All of the data must be printed exactly; please include every line.

== THE INPUT

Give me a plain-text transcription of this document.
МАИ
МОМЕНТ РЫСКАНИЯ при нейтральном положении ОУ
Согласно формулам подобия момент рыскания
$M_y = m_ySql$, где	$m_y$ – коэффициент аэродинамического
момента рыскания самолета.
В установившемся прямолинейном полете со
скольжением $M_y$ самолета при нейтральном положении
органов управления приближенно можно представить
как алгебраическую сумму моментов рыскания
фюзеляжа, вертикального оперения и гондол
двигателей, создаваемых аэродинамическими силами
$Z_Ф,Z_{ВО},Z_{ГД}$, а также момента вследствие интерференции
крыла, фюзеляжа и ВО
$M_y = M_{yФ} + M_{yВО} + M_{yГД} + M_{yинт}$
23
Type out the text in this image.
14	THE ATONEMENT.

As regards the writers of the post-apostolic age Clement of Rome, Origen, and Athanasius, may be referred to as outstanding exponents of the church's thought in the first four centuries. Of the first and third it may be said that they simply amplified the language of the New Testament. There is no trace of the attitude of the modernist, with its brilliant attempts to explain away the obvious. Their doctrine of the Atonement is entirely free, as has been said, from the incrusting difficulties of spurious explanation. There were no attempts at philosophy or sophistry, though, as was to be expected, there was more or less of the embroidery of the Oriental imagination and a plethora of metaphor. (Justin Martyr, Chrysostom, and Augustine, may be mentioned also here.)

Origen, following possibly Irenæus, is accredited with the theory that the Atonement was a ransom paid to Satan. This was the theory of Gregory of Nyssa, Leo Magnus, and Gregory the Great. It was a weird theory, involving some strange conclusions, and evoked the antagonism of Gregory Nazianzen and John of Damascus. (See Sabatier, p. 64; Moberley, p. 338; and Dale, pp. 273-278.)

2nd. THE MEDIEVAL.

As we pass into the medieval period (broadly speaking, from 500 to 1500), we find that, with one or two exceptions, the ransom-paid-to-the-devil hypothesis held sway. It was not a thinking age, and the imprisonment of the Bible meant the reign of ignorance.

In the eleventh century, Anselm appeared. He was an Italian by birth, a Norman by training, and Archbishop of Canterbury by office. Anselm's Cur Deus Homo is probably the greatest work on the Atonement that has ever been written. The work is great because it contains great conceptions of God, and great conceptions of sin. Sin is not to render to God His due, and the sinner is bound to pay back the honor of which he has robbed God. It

====

> ANSWER TO THIS EXERCISE:
Give me a plain-text transcription of this document.
МАИ
МОМЕНТ РЫСКАНИЯ при нейтральном положении ОУ
Согласно формулам подобия момент рыскания
$M_y = m_ySql$, где	$m_y$ – коэффициент аэродинамического
момента рыскания самолета.
В установившемся прямолинейном полете со
скольжением $M_y$ самолета при нейтральном положении
органов управления приближенно можно представить
как алгебраическую сумму моментов рыскания
фюзеляжа, вертикального оперения и гондол
двигателей, создаваемых аэродинамическими силами
$Z_Ф,Z_{ВО},Z_{ГД}$, а также момента вследствие интерференции
крыла, фюзеляжа и ВО
$M_y = M_{yФ} + M_{yВО} + M_{yГД} + M_{yинт}$
23
Type out the text in this image.
14	THE ATONEMENT.

As regards the writers of the post-apostolic age Clement of Rome, Origen, and Athanasius, may be referred to as outstanding exponents of the church's thought in the first four centuries. Of the first and third it may be said that they simply amplified the language of the New Testament. There is no trace of the attitude of the modernist, with its brilliant attempts to explain away the obvious. Their doctrine of the Atonement is entirely free, as has been said, from the incrusting difficulties of spurious explanation. There were no attempts at philosophy or sophistry, though, as was to be expected, there was more or less of the embroidery of the Oriental imagination and a plethora of metaphor. (Justin Martyr, Chrysostom, and Augustine, may be mentioned also here.)

Origen, following possibly Irenæus, is accredited with the theory that the Atonement was a ransom paid to Satan. This was the theory of Gregory of Nyssa, Leo Magnus, and Gregory the Great. It was a weird theory, involving some strange conclusions, and evoked the antagonism of Gregory Nazianzen and John of Damascus. (See Sabatier, p. 64; Moberley, p. 338; and Dale, pp. 273-278.)

2nd. THE MEDIEVAL.

As we pass into the medieval period (broadly speaking, from 500 to 1500), we find that, with one or two exceptions, the ransom-paid-to-the-devil hypothesis held sway. It was not a thinking age, and the imprisonment of the Bible meant the reign of ignorance.

In the eleventh century, Anselm appeared. He was an Italian by birth, a Norman by training, and Archbishop of Canterbury by office. Anselm's Cur Deus Homo is probably the greatest work on the Atonement that has ever been written. The work is great because it contains great conceptions of God, and great conceptions of sin. Sin is not to render to God His due, and the sinner is bound to pay back the honor of which he has robbed God. It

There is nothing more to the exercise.